Task brief
Write out every entry precisely as given, leaving the pictures out.

Data entries
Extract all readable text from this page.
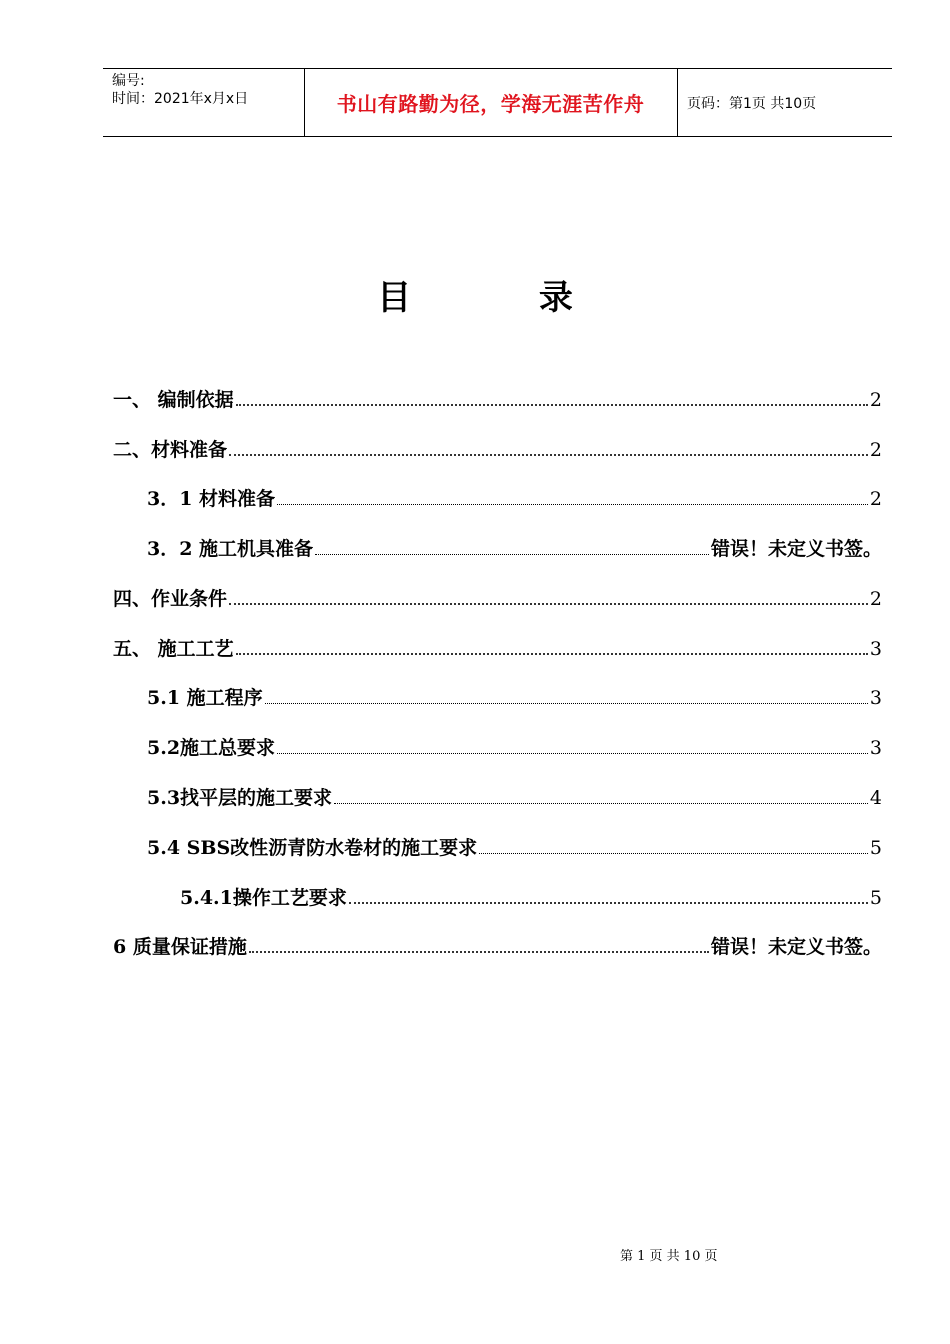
编号:
时间：2021年x月x日	书山有路勤为径，学海无涯苦作舟	页码：第1页 共10页
目 录
一、 编制依据	2
二、材料准备	2
3．1 材料准备	2
3．2 施工机具准备	错误！未定义书签。
四、作业条件	2
五、 施工工艺	3
5.1 施工程序	3
5.2施工总要求	3
5.3找平层的施工要求	4
5.4 SBS改性沥青防水卷材的施工要求	5
5.4.1操作工艺要求	5
6 质量保证措施	错误！未定义书签。
第 1 页 共 10 页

Exercise response
Extract all readable text from this page.
编号:
时间：2021年x月x日	书山有路勤为径，学海无涯苦作舟	页码：第1页 共10页
目 录
一、 编制依据	2
二、材料准备	2
3．1 材料准备	2
3．2 施工机具准备	错误！未定义书签。
四、作业条件	2
五、 施工工艺	3
5.1 施工程序	3
5.2施工总要求	3
5.3找平层的施工要求	4
5.4 SBS改性沥青防水卷材的施工要求	5
5.4.1操作工艺要求	5
6 质量保证措施	错误！未定义书签。
第 1 页 共 10 页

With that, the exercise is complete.